- **SUPPLIED RECORDS**

------------

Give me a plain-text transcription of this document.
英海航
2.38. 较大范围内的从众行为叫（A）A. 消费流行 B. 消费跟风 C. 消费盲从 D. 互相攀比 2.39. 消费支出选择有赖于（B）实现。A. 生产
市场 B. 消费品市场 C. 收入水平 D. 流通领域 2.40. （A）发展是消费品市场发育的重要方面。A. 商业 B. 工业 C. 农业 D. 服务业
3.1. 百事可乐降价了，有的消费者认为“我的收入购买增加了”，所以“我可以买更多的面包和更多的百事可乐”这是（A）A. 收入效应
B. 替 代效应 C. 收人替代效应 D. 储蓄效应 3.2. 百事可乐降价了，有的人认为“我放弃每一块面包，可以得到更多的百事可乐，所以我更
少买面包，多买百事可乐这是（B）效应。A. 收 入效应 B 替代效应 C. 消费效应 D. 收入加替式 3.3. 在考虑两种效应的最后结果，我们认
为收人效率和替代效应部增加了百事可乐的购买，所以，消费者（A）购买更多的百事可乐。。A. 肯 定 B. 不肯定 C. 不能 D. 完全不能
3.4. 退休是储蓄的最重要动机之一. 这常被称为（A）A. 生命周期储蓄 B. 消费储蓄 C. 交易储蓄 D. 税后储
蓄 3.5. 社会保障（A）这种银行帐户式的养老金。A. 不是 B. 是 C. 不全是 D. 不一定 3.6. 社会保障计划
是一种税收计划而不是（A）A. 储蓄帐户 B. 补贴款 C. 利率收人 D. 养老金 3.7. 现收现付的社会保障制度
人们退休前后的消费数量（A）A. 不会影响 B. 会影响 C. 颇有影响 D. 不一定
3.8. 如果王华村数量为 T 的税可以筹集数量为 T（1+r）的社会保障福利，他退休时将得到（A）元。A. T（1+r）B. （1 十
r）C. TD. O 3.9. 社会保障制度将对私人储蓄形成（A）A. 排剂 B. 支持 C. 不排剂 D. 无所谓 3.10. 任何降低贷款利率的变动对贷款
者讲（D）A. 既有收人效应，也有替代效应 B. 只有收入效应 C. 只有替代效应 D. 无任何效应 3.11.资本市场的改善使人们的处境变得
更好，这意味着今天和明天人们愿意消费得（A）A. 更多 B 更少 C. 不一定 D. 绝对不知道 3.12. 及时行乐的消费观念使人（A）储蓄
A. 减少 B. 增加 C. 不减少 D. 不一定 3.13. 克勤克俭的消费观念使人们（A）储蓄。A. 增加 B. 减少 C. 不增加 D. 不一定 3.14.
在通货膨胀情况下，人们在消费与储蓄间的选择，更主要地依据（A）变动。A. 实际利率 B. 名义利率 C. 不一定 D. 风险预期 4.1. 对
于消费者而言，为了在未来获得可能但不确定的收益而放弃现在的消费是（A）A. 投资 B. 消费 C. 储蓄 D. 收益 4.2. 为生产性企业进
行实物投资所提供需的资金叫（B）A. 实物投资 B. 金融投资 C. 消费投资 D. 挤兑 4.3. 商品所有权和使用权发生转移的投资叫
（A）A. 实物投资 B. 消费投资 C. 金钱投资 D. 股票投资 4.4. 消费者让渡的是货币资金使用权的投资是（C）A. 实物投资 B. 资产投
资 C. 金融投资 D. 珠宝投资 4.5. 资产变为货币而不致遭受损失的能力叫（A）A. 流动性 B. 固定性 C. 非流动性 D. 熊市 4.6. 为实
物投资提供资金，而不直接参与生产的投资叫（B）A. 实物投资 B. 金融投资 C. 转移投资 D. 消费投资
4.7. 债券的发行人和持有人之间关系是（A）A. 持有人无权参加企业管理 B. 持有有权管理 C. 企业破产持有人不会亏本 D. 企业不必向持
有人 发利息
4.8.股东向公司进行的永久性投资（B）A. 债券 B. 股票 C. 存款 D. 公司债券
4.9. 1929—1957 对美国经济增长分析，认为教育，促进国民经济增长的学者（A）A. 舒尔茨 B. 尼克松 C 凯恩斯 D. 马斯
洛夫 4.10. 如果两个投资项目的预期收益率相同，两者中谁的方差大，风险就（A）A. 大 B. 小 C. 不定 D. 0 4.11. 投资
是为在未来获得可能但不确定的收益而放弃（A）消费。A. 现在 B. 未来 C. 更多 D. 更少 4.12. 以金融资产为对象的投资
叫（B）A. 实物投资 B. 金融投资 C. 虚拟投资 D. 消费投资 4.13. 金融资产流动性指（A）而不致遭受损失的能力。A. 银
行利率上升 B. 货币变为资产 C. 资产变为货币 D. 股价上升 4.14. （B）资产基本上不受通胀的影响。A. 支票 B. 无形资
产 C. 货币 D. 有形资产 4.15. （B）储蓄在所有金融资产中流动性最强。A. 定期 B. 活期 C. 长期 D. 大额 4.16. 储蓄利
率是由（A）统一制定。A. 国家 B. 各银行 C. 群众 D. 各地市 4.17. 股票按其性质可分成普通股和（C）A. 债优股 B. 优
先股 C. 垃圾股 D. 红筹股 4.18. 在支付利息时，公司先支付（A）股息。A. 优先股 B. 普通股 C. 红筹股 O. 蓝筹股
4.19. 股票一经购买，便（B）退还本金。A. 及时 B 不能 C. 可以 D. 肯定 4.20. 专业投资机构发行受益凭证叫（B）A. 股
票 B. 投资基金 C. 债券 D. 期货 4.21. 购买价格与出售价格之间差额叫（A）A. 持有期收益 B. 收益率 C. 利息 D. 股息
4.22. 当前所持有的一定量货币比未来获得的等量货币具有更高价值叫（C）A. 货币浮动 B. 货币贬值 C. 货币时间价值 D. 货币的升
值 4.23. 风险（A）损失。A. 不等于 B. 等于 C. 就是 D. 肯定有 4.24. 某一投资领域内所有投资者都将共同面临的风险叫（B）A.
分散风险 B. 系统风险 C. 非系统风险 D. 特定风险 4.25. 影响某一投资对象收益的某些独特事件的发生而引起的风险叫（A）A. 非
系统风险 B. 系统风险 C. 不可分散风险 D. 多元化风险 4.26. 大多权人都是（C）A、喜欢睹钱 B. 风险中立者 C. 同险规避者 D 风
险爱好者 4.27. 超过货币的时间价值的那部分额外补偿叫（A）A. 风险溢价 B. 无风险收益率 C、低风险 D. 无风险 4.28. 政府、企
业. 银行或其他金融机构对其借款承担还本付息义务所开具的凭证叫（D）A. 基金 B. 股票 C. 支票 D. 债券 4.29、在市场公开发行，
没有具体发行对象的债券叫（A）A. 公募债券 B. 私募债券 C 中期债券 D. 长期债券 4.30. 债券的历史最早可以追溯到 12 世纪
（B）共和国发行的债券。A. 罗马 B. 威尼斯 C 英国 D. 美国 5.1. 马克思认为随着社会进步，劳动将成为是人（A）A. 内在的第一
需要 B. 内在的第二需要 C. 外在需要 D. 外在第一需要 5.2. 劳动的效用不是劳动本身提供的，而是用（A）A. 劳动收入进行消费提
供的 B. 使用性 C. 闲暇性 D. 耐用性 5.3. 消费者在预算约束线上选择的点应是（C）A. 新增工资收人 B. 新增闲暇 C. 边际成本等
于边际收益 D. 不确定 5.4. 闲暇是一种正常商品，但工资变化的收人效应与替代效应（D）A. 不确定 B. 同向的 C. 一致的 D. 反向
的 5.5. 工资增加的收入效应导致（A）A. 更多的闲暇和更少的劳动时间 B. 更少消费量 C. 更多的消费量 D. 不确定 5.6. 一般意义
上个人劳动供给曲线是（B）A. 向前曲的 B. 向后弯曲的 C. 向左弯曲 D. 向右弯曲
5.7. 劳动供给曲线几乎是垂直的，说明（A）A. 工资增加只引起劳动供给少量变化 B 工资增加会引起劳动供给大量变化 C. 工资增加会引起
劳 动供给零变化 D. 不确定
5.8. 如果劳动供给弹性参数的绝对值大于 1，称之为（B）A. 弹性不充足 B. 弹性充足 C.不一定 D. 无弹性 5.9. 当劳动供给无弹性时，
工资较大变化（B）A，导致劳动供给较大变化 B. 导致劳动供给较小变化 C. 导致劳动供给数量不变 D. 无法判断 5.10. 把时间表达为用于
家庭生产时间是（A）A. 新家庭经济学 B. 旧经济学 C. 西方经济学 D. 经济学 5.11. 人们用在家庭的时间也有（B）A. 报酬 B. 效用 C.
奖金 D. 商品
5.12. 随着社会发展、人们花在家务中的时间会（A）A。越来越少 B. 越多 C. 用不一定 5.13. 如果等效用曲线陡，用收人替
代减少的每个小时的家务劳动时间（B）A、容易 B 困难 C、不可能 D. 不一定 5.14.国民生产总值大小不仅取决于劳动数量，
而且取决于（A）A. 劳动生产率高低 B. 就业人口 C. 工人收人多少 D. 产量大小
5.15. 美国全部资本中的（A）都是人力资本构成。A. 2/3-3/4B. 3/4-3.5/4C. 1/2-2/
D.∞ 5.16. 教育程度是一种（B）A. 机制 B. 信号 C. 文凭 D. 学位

------------

- **PROMPT**
How many lines in the listing contain "实物投资"? Answer with the number alone.

- **COMPLETE OUTPUT**
4